### Given exercise
Copy out every record below, word for word.

Start Dataset extract

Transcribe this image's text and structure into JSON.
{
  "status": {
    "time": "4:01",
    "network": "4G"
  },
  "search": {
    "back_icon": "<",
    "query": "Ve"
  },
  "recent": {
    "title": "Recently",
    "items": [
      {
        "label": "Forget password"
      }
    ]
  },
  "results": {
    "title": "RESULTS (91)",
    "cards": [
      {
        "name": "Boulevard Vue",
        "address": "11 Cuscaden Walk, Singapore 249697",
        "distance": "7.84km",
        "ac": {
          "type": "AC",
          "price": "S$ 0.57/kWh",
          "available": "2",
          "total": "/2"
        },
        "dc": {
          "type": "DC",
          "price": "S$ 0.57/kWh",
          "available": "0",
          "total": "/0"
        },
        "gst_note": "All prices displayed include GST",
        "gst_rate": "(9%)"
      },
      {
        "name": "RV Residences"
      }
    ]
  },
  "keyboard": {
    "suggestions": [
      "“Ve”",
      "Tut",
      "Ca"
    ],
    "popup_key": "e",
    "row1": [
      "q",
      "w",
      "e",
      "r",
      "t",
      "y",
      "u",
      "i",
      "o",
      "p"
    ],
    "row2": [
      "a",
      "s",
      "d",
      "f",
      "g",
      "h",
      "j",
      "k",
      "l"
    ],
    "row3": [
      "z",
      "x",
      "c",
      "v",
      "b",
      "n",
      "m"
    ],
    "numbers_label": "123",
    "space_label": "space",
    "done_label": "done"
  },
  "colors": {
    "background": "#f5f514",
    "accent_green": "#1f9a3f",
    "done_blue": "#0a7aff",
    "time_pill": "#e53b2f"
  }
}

End Dataset extract

### Task response
Transcribe this image's text and structure into JSON.
{
  "status": {
    "time": "4:01",
    "network": "4G"
  },
  "search": {
    "back_icon": "<",
    "query": "Ve"
  },
  "recent": {
    "title": "Recently",
    "items": [
      {
        "label": "Forget password"
      }
    ]
  },
  "results": {
    "title": "RESULTS (91)",
    "cards": [
      {
        "name": "Boulevard Vue",
        "address": "11 Cuscaden Walk, Singapore 249697",
        "distance": "7.84km",
        "ac": {
          "type": "AC",
          "price": "S$ 0.57/kWh",
          "available": "2",
          "total": "/2"
        },
        "dc": {
          "type": "DC",
          "price": "S$ 0.57/kWh",
          "available": "0",
          "total": "/0"
        },
        "gst_note": "All prices displayed include GST",
        "gst_rate": "(9%)"
      },
      {
        "name": "RV Residences"
      }
    ]
  },
  "keyboard": {
    "suggestions": [
      "“Ve”",
      "Tut",
      "Ca"
    ],
    "popup_key": "e",
    "row1": [
      "q",
      "w",
      "e",
      "r",
      "t",
      "y",
      "u",
      "i",
      "o",
      "p"
    ],
    "row2": [
      "a",
      "s",
      "d",
      "f",
      "g",
      "h",
      "j",
      "k",
      "l"
    ],
    "row3": [
      "z",
      "x",
      "c",
      "v",
      "b",
      "n",
      "m"
    ],
    "numbers_label": "123",
    "space_label": "space",
    "done_label": "done"
  },
  "colors": {
    "background": "#f5f514",
    "accent_green": "#1f9a3f",
    "done_blue": "#0a7aff",
    "time_pill": "#e53b2f"
  }
}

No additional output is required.